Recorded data
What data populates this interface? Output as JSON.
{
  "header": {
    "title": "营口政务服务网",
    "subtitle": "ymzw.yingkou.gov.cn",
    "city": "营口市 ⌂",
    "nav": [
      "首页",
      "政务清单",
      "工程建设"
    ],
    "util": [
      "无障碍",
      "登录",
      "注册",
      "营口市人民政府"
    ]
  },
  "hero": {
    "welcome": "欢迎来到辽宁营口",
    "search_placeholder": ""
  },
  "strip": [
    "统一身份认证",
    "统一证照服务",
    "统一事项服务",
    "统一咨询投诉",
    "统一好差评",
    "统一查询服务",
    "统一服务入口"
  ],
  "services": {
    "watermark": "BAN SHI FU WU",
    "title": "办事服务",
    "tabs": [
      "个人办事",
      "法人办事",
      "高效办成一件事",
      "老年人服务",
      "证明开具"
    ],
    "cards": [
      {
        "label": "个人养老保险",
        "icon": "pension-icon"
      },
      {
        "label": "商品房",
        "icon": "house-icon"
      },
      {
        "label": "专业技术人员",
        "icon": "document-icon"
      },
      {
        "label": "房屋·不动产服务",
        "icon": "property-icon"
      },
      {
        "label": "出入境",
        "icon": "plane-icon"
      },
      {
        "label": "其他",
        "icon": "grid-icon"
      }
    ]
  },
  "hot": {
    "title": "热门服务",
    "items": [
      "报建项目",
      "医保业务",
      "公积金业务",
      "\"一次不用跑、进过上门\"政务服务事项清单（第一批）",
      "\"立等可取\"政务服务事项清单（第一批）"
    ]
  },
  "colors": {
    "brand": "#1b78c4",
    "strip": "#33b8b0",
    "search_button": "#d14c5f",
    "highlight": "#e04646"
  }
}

**JOB:**
Retype all of the material, keeping each line exact.

**REPLY:**
What data populates this interface? Output as JSON.
{
  "header": {
    "title": "营口政务服务网",
    "subtitle": "ymzw.yingkou.gov.cn",
    "city": "营口市 ⌂",
    "nav": [
      "首页",
      "政务清单",
      "工程建设"
    ],
    "util": [
      "无障碍",
      "登录",
      "注册",
      "营口市人民政府"
    ]
  },
  "hero": {
    "welcome": "欢迎来到辽宁营口",
    "search_placeholder": ""
  },
  "strip": [
    "统一身份认证",
    "统一证照服务",
    "统一事项服务",
    "统一咨询投诉",
    "统一好差评",
    "统一查询服务",
    "统一服务入口"
  ],
  "services": {
    "watermark": "BAN SHI FU WU",
    "title": "办事服务",
    "tabs": [
      "个人办事",
      "法人办事",
      "高效办成一件事",
      "老年人服务",
      "证明开具"
    ],
    "cards": [
      {
        "label": "个人养老保险",
        "icon": "pension-icon"
      },
      {
        "label": "商品房",
        "icon": "house-icon"
      },
      {
        "label": "专业技术人员",
        "icon": "document-icon"
      },
      {
        "label": "房屋·不动产服务",
        "icon": "property-icon"
      },
      {
        "label": "出入境",
        "icon": "plane-icon"
      },
      {
        "label": "其他",
        "icon": "grid-icon"
      }
    ]
  },
  "hot": {
    "title": "热门服务",
    "items": [
      "报建项目",
      "医保业务",
      "公积金业务",
      "\"一次不用跑、进过上门\"政务服务事项清单（第一批）",
      "\"立等可取\"政务服务事项清单（第一批）"
    ]
  },
  "colors": {
    "brand": "#1b78c4",
    "strip": "#33b8b0",
    "search_button": "#d14c5f",
    "highlight": "#e04646"
  }
}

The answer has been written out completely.